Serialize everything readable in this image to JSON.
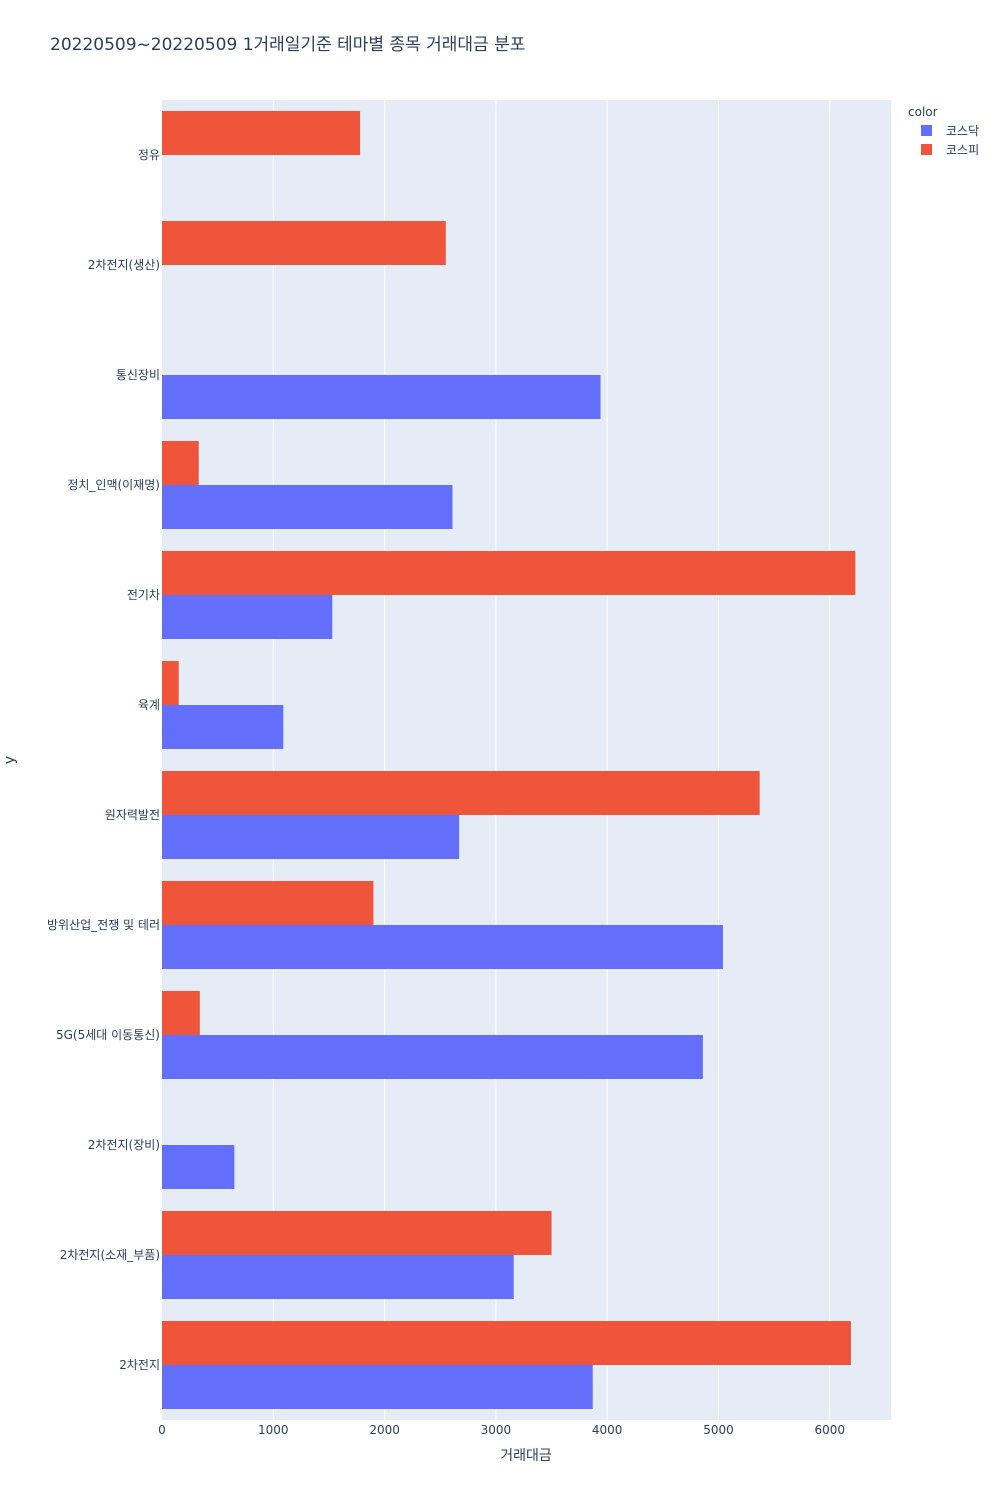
{
  "chart_data": {
    "type": "bar",
    "orientation": "horizontal",
    "barmode": "group",
    "title": "20220509~20220509 1거래일기준 테마별 종목 거래대금 분포",
    "xlabel": "거래대금",
    "ylabel": "y",
    "xlim": [
      0,
      6550
    ],
    "xticks": [
      0,
      1000,
      2000,
      3000,
      4000,
      5000,
      6000
    ],
    "xtick_labels": [
      "0",
      "1000",
      "2000",
      "3000",
      "4000",
      "5000",
      "6000"
    ],
    "grid": true,
    "legend": {
      "title": "color",
      "position": "top-right"
    },
    "categories": [
      "2차전지",
      "2차전지(소재_부품)",
      "2차전지(장비)",
      "5G(5세대 이동통신)",
      "방위산업_전쟁 및 테러",
      "원자력발전",
      "육계",
      "전기차",
      "정치_인맥(이재명)",
      "통신장비",
      "2차전지(생산)",
      "정유"
    ],
    "series": [
      {
        "name": "코스닥",
        "color": "#636efa",
        "values": [
          3870,
          3160,
          650,
          4860,
          5040,
          2670,
          1090,
          1530,
          2610,
          3940,
          null,
          null
        ]
      },
      {
        "name": "코스피",
        "color": "#ef553b",
        "values": [
          6190,
          3500,
          null,
          340,
          1900,
          5370,
          150,
          6230,
          330,
          null,
          2550,
          1780
        ]
      }
    ]
  }
}
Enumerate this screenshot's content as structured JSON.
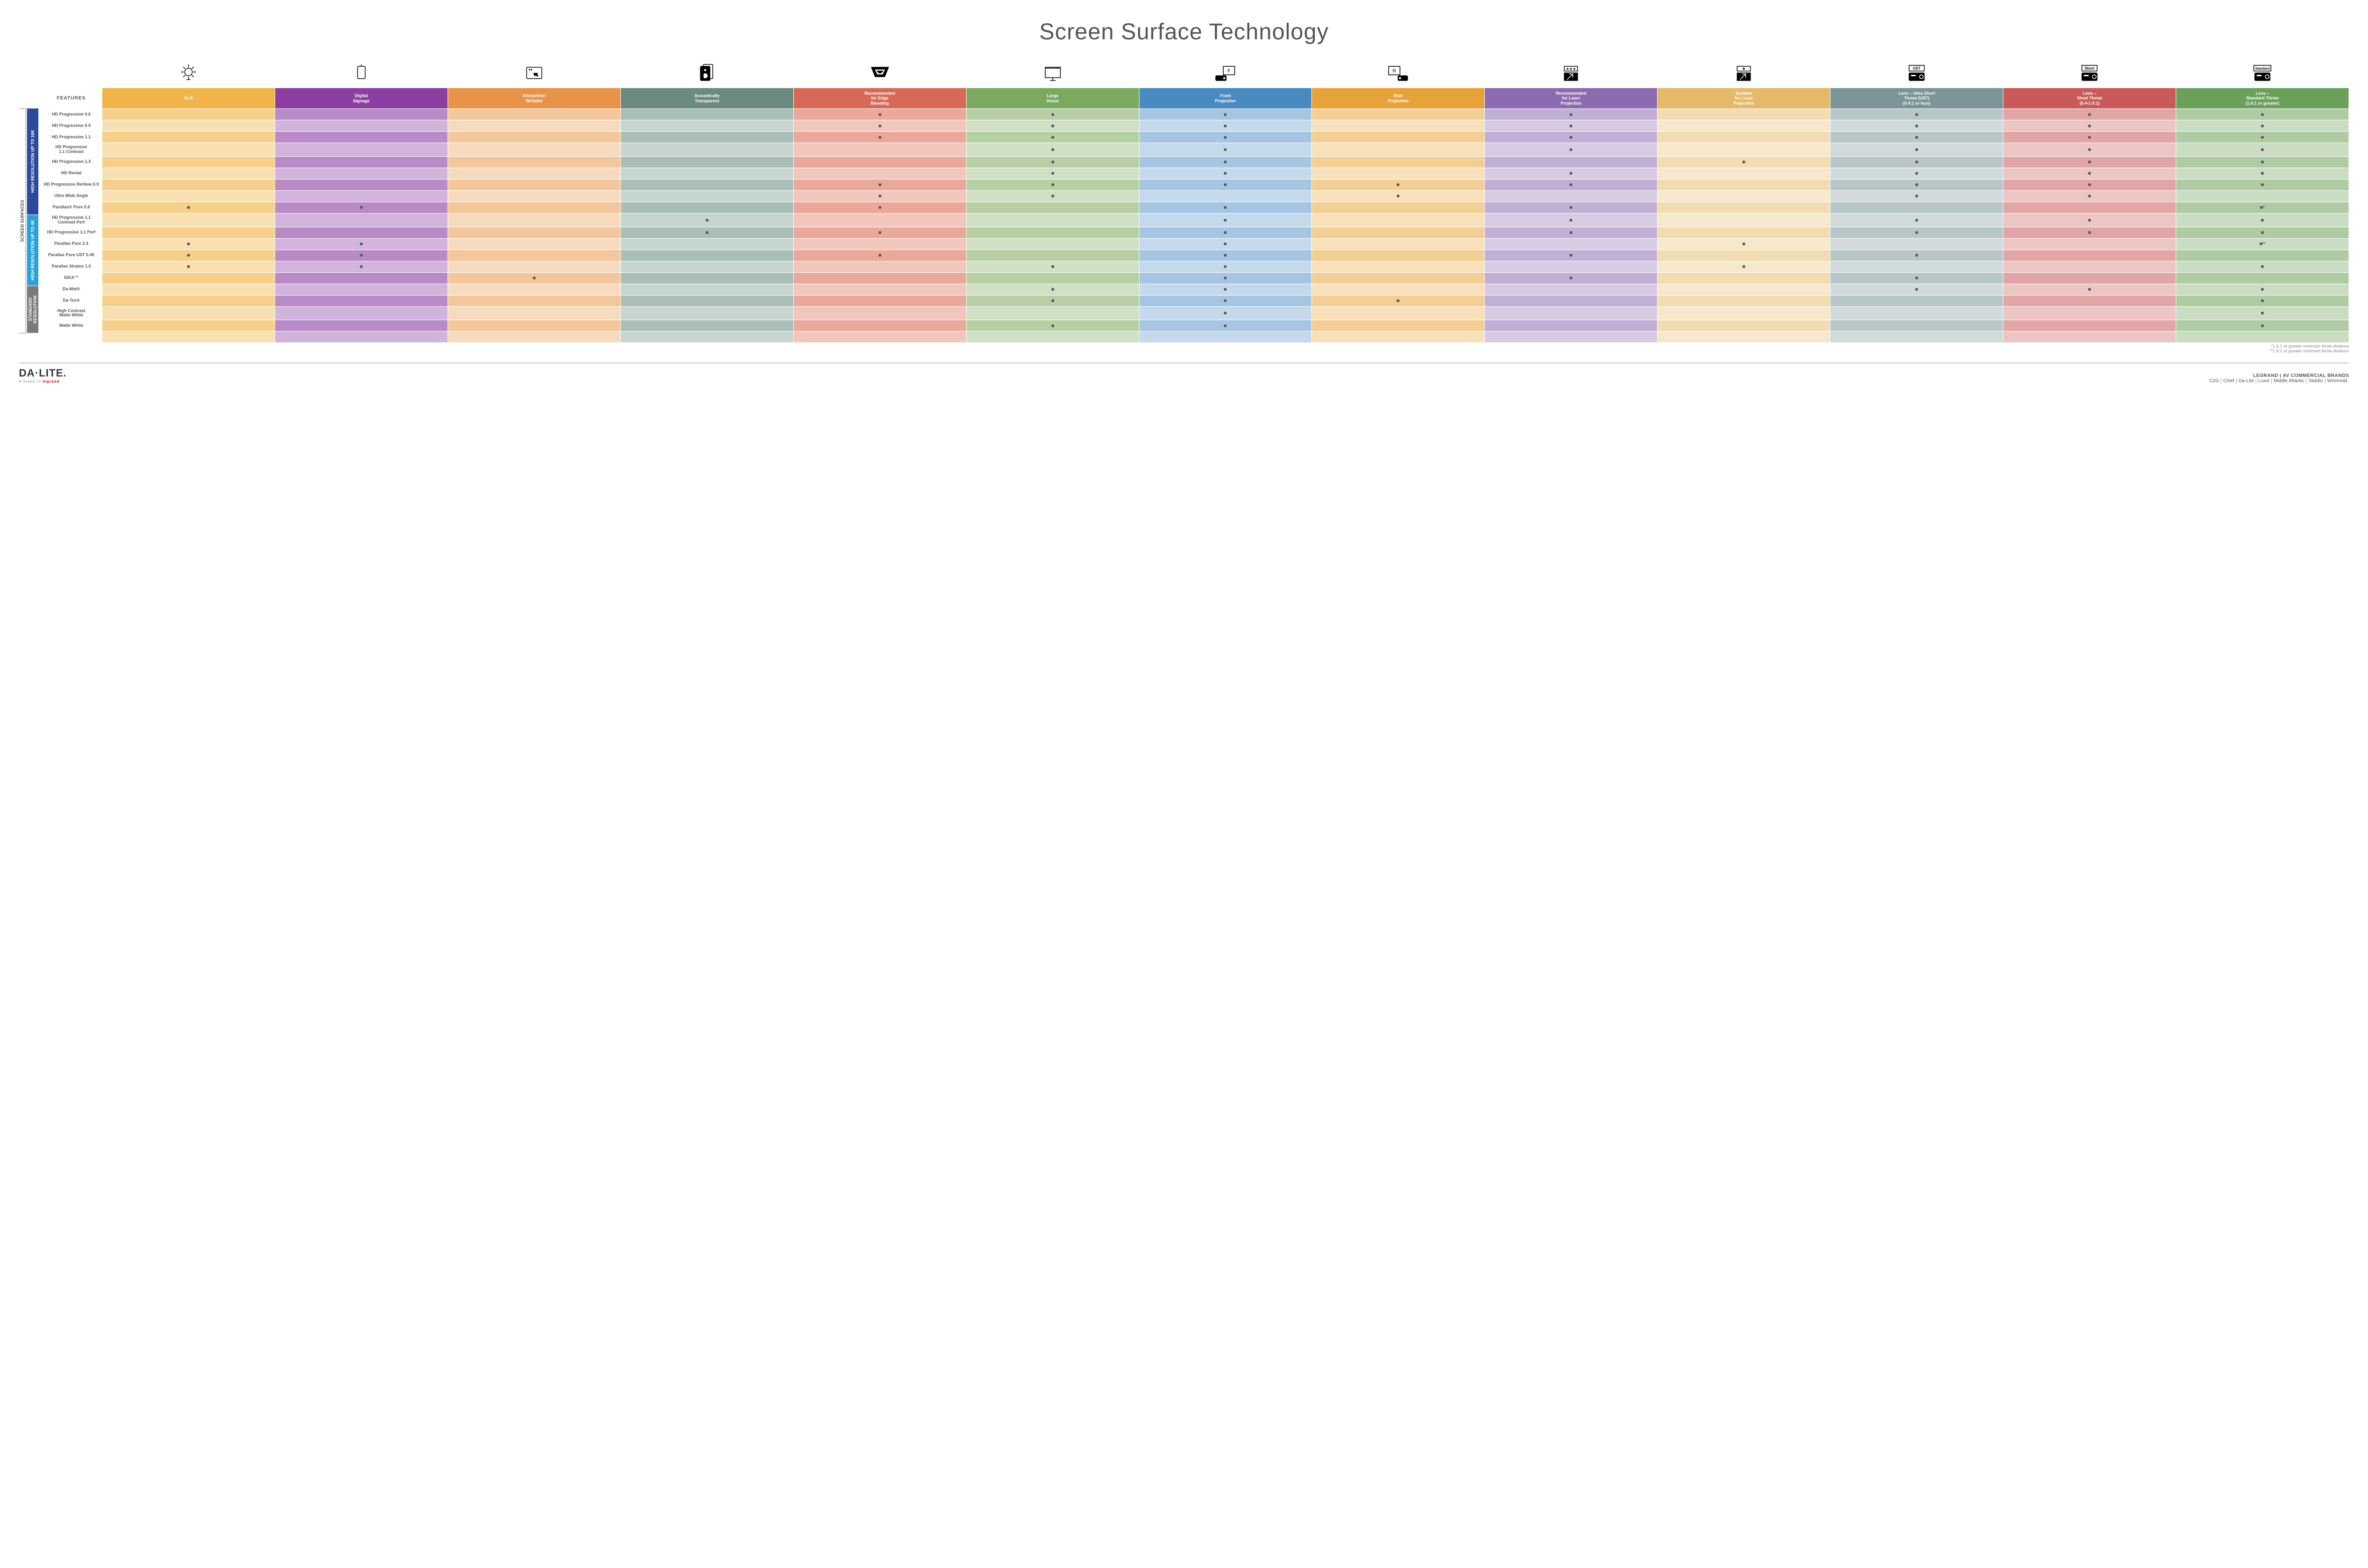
{
  "title": "Screen Surface Technology",
  "features_header": "FEATURES",
  "columns": [
    {
      "key": "alr",
      "label": "ALR",
      "bg": "#f0b44a",
      "alt": "#f6d08a"
    },
    {
      "key": "signage",
      "label": "Digital\nSignage",
      "bg": "#8b3fa0",
      "alt": "#b88ac8"
    },
    {
      "key": "interactive",
      "label": "Interactive/\nWritable",
      "bg": "#e8934a",
      "alt": "#f3c79b"
    },
    {
      "key": "acoustic",
      "label": "Acoustically\nTransparent",
      "bg": "#6a8a82",
      "alt": "#a9beb8"
    },
    {
      "key": "edge",
      "label": "Recommended\nfor Edge\nBlending",
      "bg": "#d66a58",
      "alt": "#e9a89a"
    },
    {
      "key": "large",
      "label": "Large\nVenue",
      "bg": "#7aa95f",
      "alt": "#b6d0a4"
    },
    {
      "key": "front",
      "label": "Front\nProjection",
      "bg": "#4a8ac2",
      "alt": "#a5c5e2"
    },
    {
      "key": "rear",
      "label": "Rear\nProjection",
      "bg": "#e8a23a",
      "alt": "#f3cf95"
    },
    {
      "key": "reclaser",
      "label": "Recommended\nfor Laser\nProjection",
      "bg": "#8d6bb0",
      "alt": "#c2afd6"
    },
    {
      "key": "suitlaser",
      "label": "Suitable\nfor Laser\nProjection",
      "bg": "#e6b86a",
      "alt": "#f2dcb2"
    },
    {
      "key": "ust",
      "label": "Lens – Ultra Short\nThrow (UST)\n(0.4:1 or less)",
      "bg": "#7b9497",
      "alt": "#b8c6c7"
    },
    {
      "key": "short",
      "label": "Lens –\nShort Throw\n(0.4-1.0:1)",
      "bg": "#c85a5a",
      "alt": "#e2a5a5"
    },
    {
      "key": "std",
      "label": "Lens –\nStandard Throw\n(1.0:1 or greater)",
      "bg": "#6ba05b",
      "alt": "#aecba3"
    }
  ],
  "groups_outer_label": "SCREEN SURFACES",
  "groups": [
    {
      "label": "HIGH RESOLUTION UP TO 16K",
      "bg": "#2b4a9b",
      "rows": [
        {
          "name": "HD Progressive 0.6",
          "dots": [
            "edge",
            "large",
            "front",
            "reclaser",
            "ust",
            "short",
            "std"
          ]
        },
        {
          "name": "HD Progressive 0.9",
          "dots": [
            "edge",
            "large",
            "front",
            "reclaser",
            "ust",
            "short",
            "std"
          ]
        },
        {
          "name": "HD Progressive 1.1",
          "dots": [
            "edge",
            "large",
            "front",
            "reclaser",
            "ust",
            "short",
            "std"
          ]
        },
        {
          "name": "HD Progressive\n1.1 Contrast",
          "dots": [
            "large",
            "front",
            "reclaser",
            "ust",
            "short",
            "std"
          ]
        },
        {
          "name": "HD Progressive 1.3",
          "dots": [
            "large",
            "front",
            "suitlaser",
            "ust",
            "short",
            "std"
          ]
        },
        {
          "name": "HD Rental",
          "dots": [
            "large",
            "front",
            "reclaser",
            "ust",
            "short",
            "std"
          ]
        },
        {
          "name": "HD Progressive ReView 0.9",
          "dots": [
            "edge",
            "large",
            "front",
            "rear",
            "reclaser",
            "ust",
            "short",
            "std"
          ]
        },
        {
          "name": "Ultra Wide Angle",
          "dots": [
            "edge",
            "large",
            "rear",
            "ust",
            "short"
          ]
        },
        {
          "name": "Parallax® Pure 0.8",
          "dots": [
            "alr",
            "signage",
            "edge",
            "front",
            "reclaser",
            "std"
          ],
          "suffix": "*"
        }
      ]
    },
    {
      "label": "HIGH RESOLUTION UP TO 4K",
      "bg": "#2aa3d4",
      "rows": [
        {
          "name": "HD Progressive 1.1\nContrast Perf",
          "dots": [
            "acoustic",
            "front",
            "reclaser",
            "ust",
            "short",
            "std"
          ]
        },
        {
          "name": "HD Progressive 1.1 Perf",
          "dots": [
            "acoustic",
            "edge",
            "front",
            "reclaser",
            "ust",
            "short",
            "std"
          ]
        },
        {
          "name": "Parallax Pure 2.3",
          "dots": [
            "alr",
            "signage",
            "front",
            "suitlaser",
            "std"
          ],
          "suffix": "**"
        },
        {
          "name": "Parallax Pure UST 0.45",
          "dots": [
            "alr",
            "signage",
            "edge",
            "front",
            "reclaser",
            "ust"
          ]
        },
        {
          "name": "Parallax Stratos 1.0",
          "dots": [
            "alr",
            "signage",
            "large",
            "front",
            "suitlaser",
            "std"
          ]
        },
        {
          "name": "IDEA™",
          "dots": [
            "interactive",
            "front",
            "reclaser",
            "ust"
          ]
        }
      ]
    },
    {
      "label": "STANDARD\nRESOLUTION",
      "bg": "#7a7a7a",
      "rows": [
        {
          "name": "Da-Mat®",
          "dots": [
            "large",
            "front",
            "ust",
            "short",
            "std"
          ]
        },
        {
          "name": "Da-Tex®",
          "dots": [
            "large",
            "front",
            "rear",
            "std"
          ]
        },
        {
          "name": "High Contrast\nMatte White",
          "dots": [
            "front",
            "std"
          ]
        },
        {
          "name": "Matte White",
          "dots": [
            "large",
            "front",
            "std"
          ]
        }
      ]
    }
  ],
  "footnotes": [
    "*1.5:1 or greater minimum throw distance",
    "**1.8:1 or greater minimum throw distance"
  ],
  "footer": {
    "brand": "DA·LITE.",
    "brand_sub_prefix": "A brand of ",
    "brand_sub_logo": "legrand",
    "right_top": "LEGRAND | AV COMMERCIAL BRANDS",
    "right_list": [
      "C2G",
      "Chief",
      "Da-Lite",
      "Luxul",
      "Middle Atlantic",
      "Vaddio",
      "Wiremold"
    ]
  },
  "icon_labels": [
    "ALR",
    "Signage",
    "Interactive",
    "Acoustic",
    "Edge",
    "Large",
    "Front",
    "Rear",
    "RecLaser",
    "SuitLaser",
    "UST",
    "Short",
    "Standard"
  ]
}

········

SET EXERCISE: Omit the pictures, and quote the material above exactly as given.

THE SOLUTION:
Serialize everything readable in this image to JSON.
{
  "chart_data": {
    "type": "bar",
    "orientation": "horizontal",
    "barmode": "group",
    "title": "20220509~20220509 1거래일기준 테마별 종목 거래대금 분포",
    "xlabel": "거래대금",
    "ylabel": "y",
    "xlim": [
      0,
      6550
    ],
    "xticks": [
      0,
      1000,
      2000,
      3000,
      4000,
      5000,
      6000
    ],
    "xtick_labels": [
      "0",
      "1000",
      "2000",
      "3000",
      "4000",
      "5000",
      "6000"
    ],
    "grid": true,
    "legend": {
      "title": "color",
      "position": "top-right"
    },
    "categories": [
      "2차전지",
      "2차전지(소재_부품)",
      "2차전지(장비)",
      "5G(5세대 이동통신)",
      "방위산업_전쟁 및 테러",
      "원자력발전",
      "육계",
      "전기차",
      "정치_인맥(이재명)",
      "통신장비",
      "2차전지(생산)",
      "정유"
    ],
    "series": [
      {
        "name": "코스닥",
        "color": "#636efa",
        "values": [
          3870,
          3160,
          650,
          4860,
          5040,
          2670,
          1090,
          1530,
          2610,
          3940,
          null,
          null
        ]
      },
      {
        "name": "코스피",
        "color": "#ef553b",
        "values": [
          6190,
          3500,
          null,
          340,
          1900,
          5370,
          150,
          6230,
          330,
          null,
          2550,
          1780
        ]
      }
    ]
  }
}
Enumerate this screenshot's content as structured JSON.
{
  "title": "Screen Surface Technology",
  "features_header": "FEATURES",
  "columns": [
    {
      "key": "alr",
      "label": "ALR",
      "bg": "#f0b44a",
      "alt": "#f6d08a"
    },
    {
      "key": "signage",
      "label": "Digital\nSignage",
      "bg": "#8b3fa0",
      "alt": "#b88ac8"
    },
    {
      "key": "interactive",
      "label": "Interactive/\nWritable",
      "bg": "#e8934a",
      "alt": "#f3c79b"
    },
    {
      "key": "acoustic",
      "label": "Acoustically\nTransparent",
      "bg": "#6a8a82",
      "alt": "#a9beb8"
    },
    {
      "key": "edge",
      "label": "Recommended\nfor Edge\nBlending",
      "bg": "#d66a58",
      "alt": "#e9a89a"
    },
    {
      "key": "large",
      "label": "Large\nVenue",
      "bg": "#7aa95f",
      "alt": "#b6d0a4"
    },
    {
      "key": "front",
      "label": "Front\nProjection",
      "bg": "#4a8ac2",
      "alt": "#a5c5e2"
    },
    {
      "key": "rear",
      "label": "Rear\nProjection",
      "bg": "#e8a23a",
      "alt": "#f3cf95"
    },
    {
      "key": "reclaser",
      "label": "Recommended\nfor Laser\nProjection",
      "bg": "#8d6bb0",
      "alt": "#c2afd6"
    },
    {
      "key": "suitlaser",
      "label": "Suitable\nfor Laser\nProjection",
      "bg": "#e6b86a",
      "alt": "#f2dcb2"
    },
    {
      "key": "ust",
      "label": "Lens – Ultra Short\nThrow (UST)\n(0.4:1 or less)",
      "bg": "#7b9497",
      "alt": "#b8c6c7"
    },
    {
      "key": "short",
      "label": "Lens –\nShort Throw\n(0.4-1.0:1)",
      "bg": "#c85a5a",
      "alt": "#e2a5a5"
    },
    {
      "key": "std",
      "label": "Lens –\nStandard Throw\n(1.0:1 or greater)",
      "bg": "#6ba05b",
      "alt": "#aecba3"
    }
  ],
  "groups_outer_label": "SCREEN SURFACES",
  "groups": [
    {
      "label": "HIGH RESOLUTION UP TO 16K",
      "bg": "#2b4a9b",
      "rows": [
        {
          "name": "HD Progressive 0.6",
          "dots": [
            "edge",
            "large",
            "front",
            "reclaser",
            "ust",
            "short",
            "std"
          ]
        },
        {
          "name": "HD Progressive 0.9",
          "dots": [
            "edge",
            "large",
            "front",
            "reclaser",
            "ust",
            "short",
            "std"
          ]
        },
        {
          "name": "HD Progressive 1.1",
          "dots": [
            "edge",
            "large",
            "front",
            "reclaser",
            "ust",
            "short",
            "std"
          ]
        },
        {
          "name": "HD Progressive\n1.1 Contrast",
          "dots": [
            "large",
            "front",
            "reclaser",
            "ust",
            "short",
            "std"
          ]
        },
        {
          "name": "HD Progressive 1.3",
          "dots": [
            "large",
            "front",
            "suitlaser",
            "ust",
            "short",
            "std"
          ]
        },
        {
          "name": "HD Rental",
          "dots": [
            "large",
            "front",
            "reclaser",
            "ust",
            "short",
            "std"
          ]
        },
        {
          "name": "HD Progressive ReView 0.9",
          "dots": [
            "edge",
            "large",
            "front",
            "rear",
            "reclaser",
            "ust",
            "short",
            "std"
          ]
        },
        {
          "name": "Ultra Wide Angle",
          "dots": [
            "edge",
            "large",
            "rear",
            "ust",
            "short"
          ]
        },
        {
          "name": "Parallax® Pure 0.8",
          "dots": [
            "alr",
            "signage",
            "edge",
            "front",
            "reclaser",
            "std"
          ],
          "suffix": "*"
        }
      ]
    },
    {
      "label": "HIGH RESOLUTION UP TO 4K",
      "bg": "#2aa3d4",
      "rows": [
        {
          "name": "HD Progressive 1.1\nContrast Perf",
          "dots": [
            "acoustic",
            "front",
            "reclaser",
            "ust",
            "short",
            "std"
          ]
        },
        {
          "name": "HD Progressive 1.1 Perf",
          "dots": [
            "acoustic",
            "edge",
            "front",
            "reclaser",
            "ust",
            "short",
            "std"
          ]
        },
        {
          "name": "Parallax Pure 2.3",
          "dots": [
            "alr",
            "signage",
            "front",
            "suitlaser",
            "std"
          ],
          "suffix": "**"
        },
        {
          "name": "Parallax Pure UST 0.45",
          "dots": [
            "alr",
            "signage",
            "edge",
            "front",
            "reclaser",
            "ust"
          ]
        },
        {
          "name": "Parallax Stratos 1.0",
          "dots": [
            "alr",
            "signage",
            "large",
            "front",
            "suitlaser",
            "std"
          ]
        },
        {
          "name": "IDEA™",
          "dots": [
            "interactive",
            "front",
            "reclaser",
            "ust"
          ]
        }
      ]
    },
    {
      "label": "STANDARD\nRESOLUTION",
      "bg": "#7a7a7a",
      "rows": [
        {
          "name": "Da-Mat®",
          "dots": [
            "large",
            "front",
            "ust",
            "short",
            "std"
          ]
        },
        {
          "name": "Da-Tex®",
          "dots": [
            "large",
            "front",
            "rear",
            "std"
          ]
        },
        {
          "name": "High Contrast\nMatte White",
          "dots": [
            "front",
            "std"
          ]
        },
        {
          "name": "Matte White",
          "dots": [
            "large",
            "front",
            "std"
          ]
        }
      ]
    }
  ],
  "footnotes": [
    "*1.5:1 or greater minimum throw distance",
    "**1.8:1 or greater minimum throw distance"
  ],
  "footer": {
    "brand": "DA·LITE.",
    "brand_sub_prefix": "A brand of ",
    "brand_sub_logo": "legrand",
    "right_top": "LEGRAND | AV COMMERCIAL BRANDS",
    "right_list": [
      "C2G",
      "Chief",
      "Da-Lite",
      "Luxul",
      "Middle Atlantic",
      "Vaddio",
      "Wiremold"
    ]
  },
  "icon_labels": [
    "ALR",
    "Signage",
    "Interactive",
    "Acoustic",
    "Edge",
    "Large",
    "Front",
    "Rear",
    "RecLaser",
    "SuitLaser",
    "UST",
    "Short",
    "Standard"
  ]
}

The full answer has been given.